• Aim:
Say how many lines hold the string "this", and nothing more.

• Provided data:
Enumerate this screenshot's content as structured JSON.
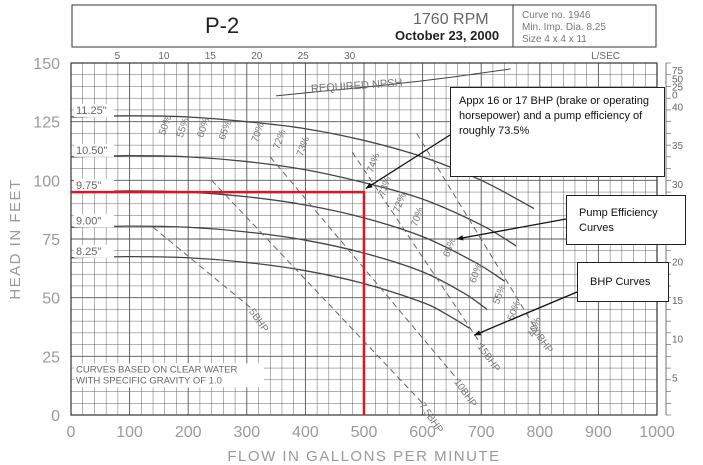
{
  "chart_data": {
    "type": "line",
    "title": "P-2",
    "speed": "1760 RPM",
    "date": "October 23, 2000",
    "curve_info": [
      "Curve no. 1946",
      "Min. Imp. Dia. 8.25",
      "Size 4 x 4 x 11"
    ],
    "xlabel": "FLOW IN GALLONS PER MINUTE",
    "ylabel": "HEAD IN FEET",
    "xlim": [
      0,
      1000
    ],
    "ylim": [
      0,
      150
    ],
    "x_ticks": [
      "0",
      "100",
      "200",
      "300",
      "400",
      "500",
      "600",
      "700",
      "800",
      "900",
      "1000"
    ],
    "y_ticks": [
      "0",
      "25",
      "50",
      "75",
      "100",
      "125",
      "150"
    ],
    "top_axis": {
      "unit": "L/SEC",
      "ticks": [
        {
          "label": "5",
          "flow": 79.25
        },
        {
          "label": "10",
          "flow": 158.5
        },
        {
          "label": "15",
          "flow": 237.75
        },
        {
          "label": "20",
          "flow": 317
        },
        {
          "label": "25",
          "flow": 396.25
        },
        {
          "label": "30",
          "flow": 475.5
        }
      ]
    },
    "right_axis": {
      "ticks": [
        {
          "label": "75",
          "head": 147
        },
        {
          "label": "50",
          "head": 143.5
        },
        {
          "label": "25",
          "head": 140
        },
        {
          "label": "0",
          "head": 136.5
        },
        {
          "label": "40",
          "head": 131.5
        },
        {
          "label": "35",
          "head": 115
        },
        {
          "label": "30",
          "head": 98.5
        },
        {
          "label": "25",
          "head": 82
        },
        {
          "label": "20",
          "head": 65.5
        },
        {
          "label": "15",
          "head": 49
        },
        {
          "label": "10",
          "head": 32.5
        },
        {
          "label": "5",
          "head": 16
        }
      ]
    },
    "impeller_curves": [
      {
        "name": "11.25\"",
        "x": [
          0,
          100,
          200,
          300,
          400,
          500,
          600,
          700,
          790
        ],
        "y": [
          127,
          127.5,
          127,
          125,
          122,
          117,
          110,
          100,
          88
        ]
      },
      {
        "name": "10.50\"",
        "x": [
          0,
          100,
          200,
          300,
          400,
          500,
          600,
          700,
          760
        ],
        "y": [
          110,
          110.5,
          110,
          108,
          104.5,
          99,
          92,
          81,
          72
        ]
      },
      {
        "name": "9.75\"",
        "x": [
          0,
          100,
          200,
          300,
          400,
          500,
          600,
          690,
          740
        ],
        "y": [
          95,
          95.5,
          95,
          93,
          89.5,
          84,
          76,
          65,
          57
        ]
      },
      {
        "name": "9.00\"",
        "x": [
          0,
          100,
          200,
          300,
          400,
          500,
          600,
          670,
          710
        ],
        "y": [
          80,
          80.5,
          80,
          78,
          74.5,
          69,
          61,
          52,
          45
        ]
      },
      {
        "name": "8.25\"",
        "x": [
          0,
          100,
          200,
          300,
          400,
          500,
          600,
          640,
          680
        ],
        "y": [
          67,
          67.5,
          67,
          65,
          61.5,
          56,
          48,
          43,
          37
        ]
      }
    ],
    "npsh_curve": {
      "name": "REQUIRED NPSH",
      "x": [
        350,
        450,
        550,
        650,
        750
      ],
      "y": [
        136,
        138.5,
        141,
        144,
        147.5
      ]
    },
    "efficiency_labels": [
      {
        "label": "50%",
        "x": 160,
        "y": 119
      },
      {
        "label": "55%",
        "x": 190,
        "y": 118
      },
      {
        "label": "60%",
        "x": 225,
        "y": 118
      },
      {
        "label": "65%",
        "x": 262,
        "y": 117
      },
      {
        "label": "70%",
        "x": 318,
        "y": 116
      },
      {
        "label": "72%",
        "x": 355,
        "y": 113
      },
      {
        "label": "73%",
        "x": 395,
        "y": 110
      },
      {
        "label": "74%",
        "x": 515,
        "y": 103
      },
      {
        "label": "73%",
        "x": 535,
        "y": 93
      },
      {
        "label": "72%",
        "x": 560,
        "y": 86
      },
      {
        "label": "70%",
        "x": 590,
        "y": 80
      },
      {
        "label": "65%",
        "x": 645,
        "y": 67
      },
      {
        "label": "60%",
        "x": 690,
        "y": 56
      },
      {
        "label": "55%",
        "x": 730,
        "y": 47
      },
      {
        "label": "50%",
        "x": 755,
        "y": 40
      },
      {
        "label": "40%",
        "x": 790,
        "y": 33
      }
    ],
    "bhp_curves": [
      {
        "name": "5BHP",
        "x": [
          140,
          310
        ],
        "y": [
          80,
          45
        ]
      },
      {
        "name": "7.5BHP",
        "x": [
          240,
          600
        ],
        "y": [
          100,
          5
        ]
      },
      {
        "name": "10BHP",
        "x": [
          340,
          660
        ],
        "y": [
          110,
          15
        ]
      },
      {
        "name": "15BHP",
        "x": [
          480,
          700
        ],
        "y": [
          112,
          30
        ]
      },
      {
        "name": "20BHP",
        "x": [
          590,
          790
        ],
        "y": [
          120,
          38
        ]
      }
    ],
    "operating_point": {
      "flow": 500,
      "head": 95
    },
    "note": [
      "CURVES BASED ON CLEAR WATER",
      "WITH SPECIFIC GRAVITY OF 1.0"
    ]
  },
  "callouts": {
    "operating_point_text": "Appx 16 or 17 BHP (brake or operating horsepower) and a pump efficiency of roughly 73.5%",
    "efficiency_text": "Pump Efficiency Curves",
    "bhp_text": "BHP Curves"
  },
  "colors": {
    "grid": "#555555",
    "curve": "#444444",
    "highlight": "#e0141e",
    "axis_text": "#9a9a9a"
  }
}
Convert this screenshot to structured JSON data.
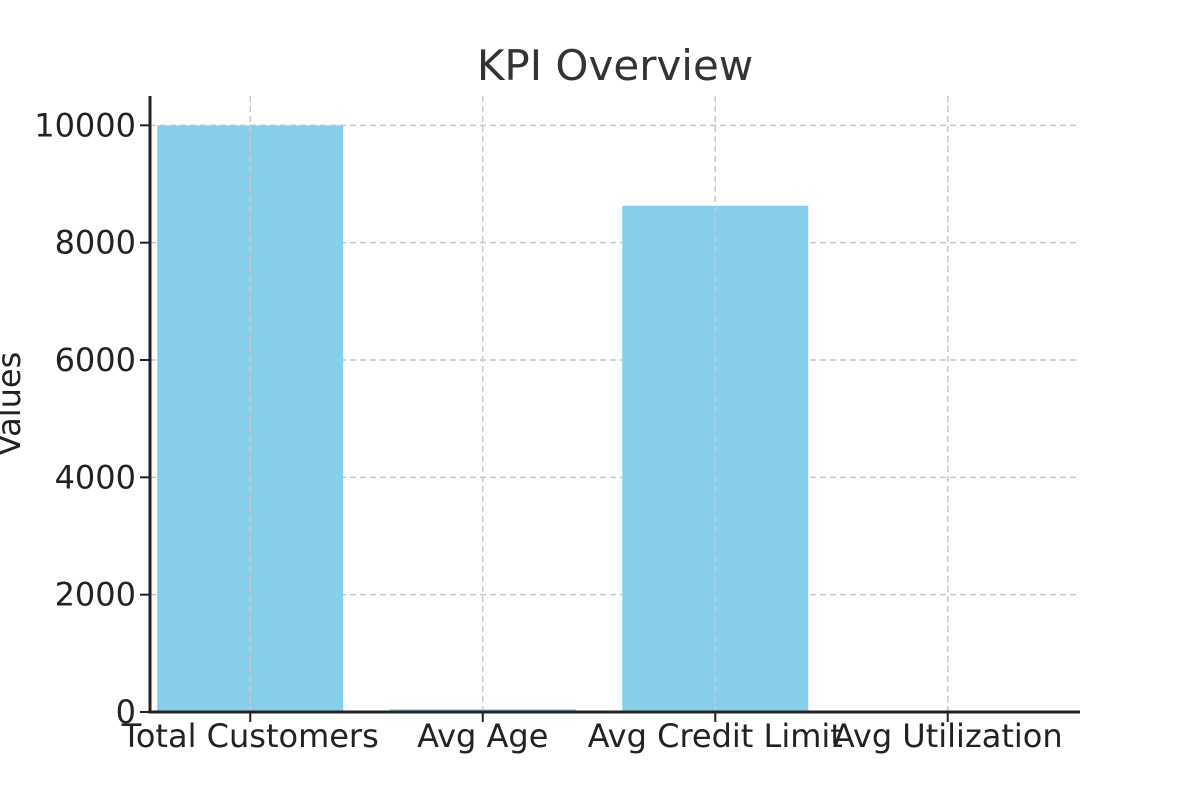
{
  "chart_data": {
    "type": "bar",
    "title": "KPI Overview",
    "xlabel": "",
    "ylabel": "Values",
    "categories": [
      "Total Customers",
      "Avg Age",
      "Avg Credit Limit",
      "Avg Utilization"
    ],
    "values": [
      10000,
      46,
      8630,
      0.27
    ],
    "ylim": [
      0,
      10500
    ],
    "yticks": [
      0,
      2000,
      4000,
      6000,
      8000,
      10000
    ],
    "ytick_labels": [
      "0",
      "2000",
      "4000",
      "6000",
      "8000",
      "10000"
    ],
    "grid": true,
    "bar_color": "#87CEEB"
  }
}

• Problem solution:
2